While it is true that most Canadians support the Canadian monarchy, for most people, its relevance to daily life seems at best remote. The monarch who serves as head of state carries an ancient quality of governance, a quality inherited through Byzantium and Russia from the Old Testament: the quality of a ruler selected by God, not human popularity, and anointed by certain spiritual authorities in His name. The result of such appointment - replete with a crown symbolizing martyrdom, and the Byzantine images of throne and scepter symbolizing God's rule on earth - provides the Canadian monarchy something no mere republic can enjoy: leadership (however symbolic), based on relationship with a person, rather than a set of abstract ideas such as freedom, democracy, and the right to bear arms.

Monarchy doesn't matter much for many in Canada, but it does underpin all our institutions, laws, and stable government: no coups are allowed, since any such government would fail to get the approval of the duly constituted head of state. Even the opposition to the government remains "Her Majesty's Loyal Opposition", such that when even regional separatists advocate the breakup of the country, they are obliged to do so in an ever-nice, Canadian fashion. In a country with such potential for divisions based on region, language, culture, and politics, it's a worthwhile unity to enjoy. What would be the implications for Canada, however, if the monarch of our country was an Orthodox Christian? At first glance, most people would say this would make little difference, in a country who couldn't care less where His or Her Majesty might find themselves on Sunday morning. Yet the inherited experience of the centuries speaks otherwise. The anointed kings of the Old Testament were not simply someone who happened to be the king: they were God's anointed. The Byzantine emperors carried similar significance. This is the reason on the walls of Constantinople in 1453, the death at the hands of Muslim armies of the last Emperor Constantine Paleologus was a tragedy of biblical proportions: it was the end not just of a dynasty, but the kingdom which reflected God's Rule on earth. The murders of the Royal Martyrs of Russia in the twentieth century bore the same significance, signaling the end of the Third Rome, of Holy Orthodox Russia. Orthodox rulers have always been viewed by the Church as a sign of God's favour toward a country; their deaths have been interpreted as the act of the Lord removing His protective hand from an apostate nation.

Canada, like other countries who share the same sovereign as Britain, has little likelihood of inheriting such Divine favour - or so it would seem. Yet as our Queen celebrates decades on the throne, attention inevitably turns to what the future may hold for the monarchy. The collective opinion of Charles, The Prince of Wales, has warmed in recent years, after a decades-long roller-coaster ride in public opinion. Most Orthodox Christians, especially those with no personal ties to the United Kingdom, have paid little attention to the Prince's activities, beyond what the mainstream media reports. This is the very reason the prospect of an Orthodox Sovereign for Canada has missed most Orthodox.

- TASKS FOR THIS EXERCISE:
**a.** In the passage on the Canadian monarchy, what name does the opposition to the government still carry?
**b.** Reproduce word for word everything in the passage on the Canadian monarchy from "Canada, like other" down to "missed most Orthodox.".
The listing that comes next is drawn from a separate source.

- EXTRACTED MATERIAL:
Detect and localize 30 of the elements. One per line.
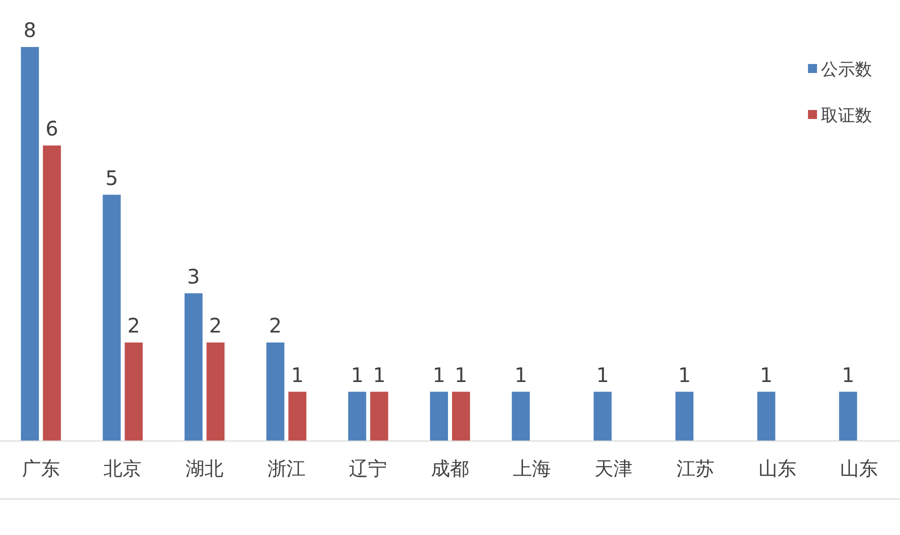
data-label: 1 <box>596 362 610 387</box>
data-label: 1 <box>514 362 528 387</box>
data-label: 1 <box>678 362 691 387</box>
x-tick-label: 北京 <box>104 458 142 480</box>
x-tick-label: 广东 <box>22 458 60 480</box>
x-tick-label: 湖北 <box>186 458 224 480</box>
data-label: 1 <box>372 362 386 387</box>
data-label: 5 <box>105 166 118 190</box>
data-label: 6 <box>46 116 58 140</box>
x-tick-label: 上海 <box>512 458 551 480</box>
x-tick-label: 天津 <box>594 458 633 480</box>
legend-label: 公示数 <box>821 60 872 80</box>
x-tick-label: 山东 <box>840 458 878 480</box>
data-label: 2 <box>268 314 282 338</box>
data-label: 1 <box>760 362 773 387</box>
data-label: 3 <box>187 264 200 288</box>
data-label: 1 <box>290 362 304 387</box>
data-label: 1 <box>432 362 446 387</box>
data-label: 1 <box>454 362 468 387</box>
data-label: 2 <box>127 314 140 338</box>
x-tick-label: 辽宁 <box>349 458 388 480</box>
data-label: 1 <box>350 362 364 387</box>
x-tick-label: 浙江 <box>267 458 306 480</box>
x-tick-label: 江苏 <box>676 458 714 480</box>
legend-label: 取证数 <box>821 106 872 126</box>
x-tick-label: 山东 <box>758 458 796 480</box>
data-label: 1 <box>842 362 854 387</box>
x-tick-label: 成都 <box>431 458 469 480</box>
data-label: 2 <box>209 314 222 338</box>
data-label: 8 <box>24 18 36 42</box>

- IN RESPONSE:
**a.** "Her Majesty's Loyal Opposition"

**b.**
Canada, like other countries who share the same sovereign as Britain, has little likelihood of inheriting such Divine favour - or so it would seem. Yet as our Queen celebrates decades on the throne, attention inevitably turns to what the future may hold for the monarchy. The collective opinion of Charles, The Prince of Wales, has warmed in recent years, after a decades-long roller-coaster ride in public opinion. Most Orthodox Christians, especially those with no personal ties to the United Kingdom, have paid little attention to the Prince's activities, beyond what the mainstream media reports. This is the very reason the prospect of an Orthodox Sovereign for Canada has missed most Orthodox.